**Set task**.
Check every line of the entries that follow, and copy the ones containing "ylabel".

[Dataset rows]
═══
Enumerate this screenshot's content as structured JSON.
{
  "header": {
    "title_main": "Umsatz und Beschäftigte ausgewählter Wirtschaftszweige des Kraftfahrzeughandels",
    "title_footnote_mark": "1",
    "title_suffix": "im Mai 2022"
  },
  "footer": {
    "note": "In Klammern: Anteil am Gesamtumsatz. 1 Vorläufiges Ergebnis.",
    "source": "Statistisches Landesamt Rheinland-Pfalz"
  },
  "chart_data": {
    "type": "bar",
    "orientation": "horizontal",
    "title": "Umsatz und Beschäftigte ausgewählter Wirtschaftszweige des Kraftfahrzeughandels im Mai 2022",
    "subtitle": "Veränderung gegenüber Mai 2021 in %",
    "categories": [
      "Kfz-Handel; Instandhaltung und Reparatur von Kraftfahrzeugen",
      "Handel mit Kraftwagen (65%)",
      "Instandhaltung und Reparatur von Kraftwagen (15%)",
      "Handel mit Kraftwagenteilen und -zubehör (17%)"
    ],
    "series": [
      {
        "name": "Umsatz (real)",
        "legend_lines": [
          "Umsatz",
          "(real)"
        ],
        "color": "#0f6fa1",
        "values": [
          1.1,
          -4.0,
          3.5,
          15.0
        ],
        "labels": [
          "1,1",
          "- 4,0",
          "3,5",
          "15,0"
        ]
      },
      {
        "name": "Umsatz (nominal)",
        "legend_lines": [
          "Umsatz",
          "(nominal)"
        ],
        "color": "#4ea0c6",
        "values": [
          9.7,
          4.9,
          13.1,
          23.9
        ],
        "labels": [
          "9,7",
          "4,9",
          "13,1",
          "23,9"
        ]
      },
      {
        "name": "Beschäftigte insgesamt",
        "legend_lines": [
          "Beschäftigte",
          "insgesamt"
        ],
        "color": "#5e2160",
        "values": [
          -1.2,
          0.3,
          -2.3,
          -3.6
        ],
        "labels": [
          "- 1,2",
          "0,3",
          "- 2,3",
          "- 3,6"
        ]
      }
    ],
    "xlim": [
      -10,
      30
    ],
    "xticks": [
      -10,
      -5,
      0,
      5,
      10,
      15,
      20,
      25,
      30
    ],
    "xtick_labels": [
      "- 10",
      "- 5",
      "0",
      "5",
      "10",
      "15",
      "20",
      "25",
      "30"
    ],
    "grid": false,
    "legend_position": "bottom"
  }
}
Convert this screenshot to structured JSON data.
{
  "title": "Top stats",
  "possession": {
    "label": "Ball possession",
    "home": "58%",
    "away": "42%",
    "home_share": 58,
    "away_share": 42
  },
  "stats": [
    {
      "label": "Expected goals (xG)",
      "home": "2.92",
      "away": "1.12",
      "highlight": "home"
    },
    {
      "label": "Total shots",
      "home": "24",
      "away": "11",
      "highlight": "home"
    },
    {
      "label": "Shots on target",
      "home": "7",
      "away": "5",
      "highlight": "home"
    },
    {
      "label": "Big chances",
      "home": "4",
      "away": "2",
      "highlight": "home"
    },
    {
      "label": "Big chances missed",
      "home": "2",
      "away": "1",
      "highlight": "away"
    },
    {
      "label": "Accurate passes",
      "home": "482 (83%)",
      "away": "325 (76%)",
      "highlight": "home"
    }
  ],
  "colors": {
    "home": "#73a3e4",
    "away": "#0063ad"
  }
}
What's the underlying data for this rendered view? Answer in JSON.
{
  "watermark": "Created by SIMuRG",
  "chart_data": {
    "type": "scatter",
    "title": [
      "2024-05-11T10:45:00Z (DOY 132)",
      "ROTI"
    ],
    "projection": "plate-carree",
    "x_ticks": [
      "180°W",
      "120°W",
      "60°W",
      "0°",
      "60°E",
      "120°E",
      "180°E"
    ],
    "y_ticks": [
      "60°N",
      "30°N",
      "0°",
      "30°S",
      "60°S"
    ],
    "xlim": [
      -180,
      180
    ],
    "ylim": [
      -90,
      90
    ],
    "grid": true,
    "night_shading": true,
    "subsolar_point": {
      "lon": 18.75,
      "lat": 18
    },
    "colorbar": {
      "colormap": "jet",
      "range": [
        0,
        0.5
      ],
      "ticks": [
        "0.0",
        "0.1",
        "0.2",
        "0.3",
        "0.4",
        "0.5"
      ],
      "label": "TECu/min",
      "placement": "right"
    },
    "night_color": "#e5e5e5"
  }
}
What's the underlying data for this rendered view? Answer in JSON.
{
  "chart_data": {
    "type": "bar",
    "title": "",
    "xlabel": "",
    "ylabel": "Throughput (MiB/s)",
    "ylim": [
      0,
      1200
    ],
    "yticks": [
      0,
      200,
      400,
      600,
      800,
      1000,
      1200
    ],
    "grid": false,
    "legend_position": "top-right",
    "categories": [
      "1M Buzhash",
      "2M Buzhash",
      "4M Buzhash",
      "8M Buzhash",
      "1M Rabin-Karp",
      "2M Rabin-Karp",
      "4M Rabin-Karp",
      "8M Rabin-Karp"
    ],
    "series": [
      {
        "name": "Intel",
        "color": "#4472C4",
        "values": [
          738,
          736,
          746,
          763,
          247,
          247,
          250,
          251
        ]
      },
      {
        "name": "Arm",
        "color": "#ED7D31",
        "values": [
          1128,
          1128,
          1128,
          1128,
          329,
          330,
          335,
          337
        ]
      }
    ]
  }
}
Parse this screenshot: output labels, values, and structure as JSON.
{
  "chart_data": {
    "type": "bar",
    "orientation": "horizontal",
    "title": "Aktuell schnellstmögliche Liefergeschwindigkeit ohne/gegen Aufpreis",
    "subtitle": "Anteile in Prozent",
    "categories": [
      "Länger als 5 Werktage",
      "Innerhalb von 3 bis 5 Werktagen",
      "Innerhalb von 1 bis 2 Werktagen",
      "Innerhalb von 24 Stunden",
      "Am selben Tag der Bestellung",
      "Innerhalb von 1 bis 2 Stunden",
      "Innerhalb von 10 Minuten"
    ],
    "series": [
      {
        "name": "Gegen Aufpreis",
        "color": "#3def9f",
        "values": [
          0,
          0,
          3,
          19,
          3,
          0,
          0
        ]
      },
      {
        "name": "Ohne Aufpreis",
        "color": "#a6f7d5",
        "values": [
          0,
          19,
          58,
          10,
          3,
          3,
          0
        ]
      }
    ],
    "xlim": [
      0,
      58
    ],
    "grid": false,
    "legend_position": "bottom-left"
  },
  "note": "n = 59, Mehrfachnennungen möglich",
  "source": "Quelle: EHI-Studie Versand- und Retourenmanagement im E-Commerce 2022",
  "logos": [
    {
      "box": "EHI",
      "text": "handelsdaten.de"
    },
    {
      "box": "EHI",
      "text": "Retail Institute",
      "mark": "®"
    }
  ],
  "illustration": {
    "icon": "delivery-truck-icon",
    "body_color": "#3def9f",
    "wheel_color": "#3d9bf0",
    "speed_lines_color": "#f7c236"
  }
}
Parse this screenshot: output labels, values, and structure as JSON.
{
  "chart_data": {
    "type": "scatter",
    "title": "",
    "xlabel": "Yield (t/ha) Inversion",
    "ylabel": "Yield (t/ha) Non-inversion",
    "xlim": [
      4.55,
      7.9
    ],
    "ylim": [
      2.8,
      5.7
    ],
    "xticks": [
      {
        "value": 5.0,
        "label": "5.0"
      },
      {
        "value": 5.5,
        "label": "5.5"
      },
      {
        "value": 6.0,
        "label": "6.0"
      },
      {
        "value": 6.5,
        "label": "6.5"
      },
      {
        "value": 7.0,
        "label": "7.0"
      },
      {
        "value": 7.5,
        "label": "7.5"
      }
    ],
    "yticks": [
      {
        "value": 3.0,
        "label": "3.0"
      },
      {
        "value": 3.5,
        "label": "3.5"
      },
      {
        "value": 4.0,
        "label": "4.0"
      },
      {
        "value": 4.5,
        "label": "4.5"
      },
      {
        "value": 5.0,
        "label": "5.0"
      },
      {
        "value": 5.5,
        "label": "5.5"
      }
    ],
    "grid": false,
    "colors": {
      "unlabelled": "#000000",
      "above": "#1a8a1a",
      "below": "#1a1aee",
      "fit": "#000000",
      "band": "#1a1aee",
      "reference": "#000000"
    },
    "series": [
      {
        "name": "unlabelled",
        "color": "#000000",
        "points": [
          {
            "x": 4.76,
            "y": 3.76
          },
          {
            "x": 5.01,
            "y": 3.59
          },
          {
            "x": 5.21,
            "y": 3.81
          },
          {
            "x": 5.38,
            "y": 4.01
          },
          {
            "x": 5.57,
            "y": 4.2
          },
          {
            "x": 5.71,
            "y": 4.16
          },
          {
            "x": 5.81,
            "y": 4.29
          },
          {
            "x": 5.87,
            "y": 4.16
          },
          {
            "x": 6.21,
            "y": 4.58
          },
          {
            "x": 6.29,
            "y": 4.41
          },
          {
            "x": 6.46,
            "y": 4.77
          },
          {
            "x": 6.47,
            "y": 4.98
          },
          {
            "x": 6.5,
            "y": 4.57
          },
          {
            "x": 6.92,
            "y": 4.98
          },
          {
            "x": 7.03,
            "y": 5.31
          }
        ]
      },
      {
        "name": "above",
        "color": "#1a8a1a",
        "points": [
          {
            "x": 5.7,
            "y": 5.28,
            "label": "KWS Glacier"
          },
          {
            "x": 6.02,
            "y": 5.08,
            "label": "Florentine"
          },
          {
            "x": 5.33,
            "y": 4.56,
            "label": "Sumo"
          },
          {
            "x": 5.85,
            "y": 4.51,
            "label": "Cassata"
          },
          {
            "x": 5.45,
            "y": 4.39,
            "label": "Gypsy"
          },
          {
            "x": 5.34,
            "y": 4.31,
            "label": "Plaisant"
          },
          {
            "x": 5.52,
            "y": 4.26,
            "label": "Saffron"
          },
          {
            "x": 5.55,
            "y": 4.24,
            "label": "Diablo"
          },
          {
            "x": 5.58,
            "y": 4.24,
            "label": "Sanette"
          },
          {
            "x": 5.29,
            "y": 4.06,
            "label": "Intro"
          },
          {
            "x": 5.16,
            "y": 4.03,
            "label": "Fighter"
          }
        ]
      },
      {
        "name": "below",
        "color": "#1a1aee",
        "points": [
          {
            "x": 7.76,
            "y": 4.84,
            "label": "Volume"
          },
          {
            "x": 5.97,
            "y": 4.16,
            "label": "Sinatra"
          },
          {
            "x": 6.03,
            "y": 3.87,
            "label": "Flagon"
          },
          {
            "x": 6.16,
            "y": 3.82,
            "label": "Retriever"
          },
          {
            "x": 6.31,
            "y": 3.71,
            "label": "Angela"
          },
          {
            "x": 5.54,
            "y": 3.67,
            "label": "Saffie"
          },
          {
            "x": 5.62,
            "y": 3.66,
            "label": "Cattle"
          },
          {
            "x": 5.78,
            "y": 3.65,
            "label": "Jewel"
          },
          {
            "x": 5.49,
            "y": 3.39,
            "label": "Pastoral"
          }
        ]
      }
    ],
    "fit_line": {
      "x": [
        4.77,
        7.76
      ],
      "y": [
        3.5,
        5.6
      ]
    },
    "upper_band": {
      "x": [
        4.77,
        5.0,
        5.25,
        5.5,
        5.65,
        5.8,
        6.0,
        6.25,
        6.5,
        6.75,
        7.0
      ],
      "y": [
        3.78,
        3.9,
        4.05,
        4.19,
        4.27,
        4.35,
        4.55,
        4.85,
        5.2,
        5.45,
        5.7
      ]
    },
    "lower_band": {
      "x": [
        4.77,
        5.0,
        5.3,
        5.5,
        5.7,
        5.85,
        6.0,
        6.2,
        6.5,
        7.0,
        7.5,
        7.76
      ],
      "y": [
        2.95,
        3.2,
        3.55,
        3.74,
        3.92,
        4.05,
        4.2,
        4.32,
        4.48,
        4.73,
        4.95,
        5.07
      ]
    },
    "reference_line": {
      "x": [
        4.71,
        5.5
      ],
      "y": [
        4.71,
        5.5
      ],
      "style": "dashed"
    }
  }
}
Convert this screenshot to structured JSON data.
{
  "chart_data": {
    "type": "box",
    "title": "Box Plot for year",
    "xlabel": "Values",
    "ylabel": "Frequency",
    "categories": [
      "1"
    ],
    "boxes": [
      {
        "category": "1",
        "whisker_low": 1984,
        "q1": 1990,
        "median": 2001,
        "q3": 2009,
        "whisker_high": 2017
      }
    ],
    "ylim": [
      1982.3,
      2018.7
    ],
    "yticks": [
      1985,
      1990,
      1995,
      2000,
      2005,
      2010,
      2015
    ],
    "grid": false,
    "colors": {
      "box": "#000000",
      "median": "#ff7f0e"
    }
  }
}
═══
**Exercise result**.
    "ylabel": "Throughput (MiB/s)",
    "ylabel": "Yield (t/ha) Non-inversion",
    "ylabel": "Frequency",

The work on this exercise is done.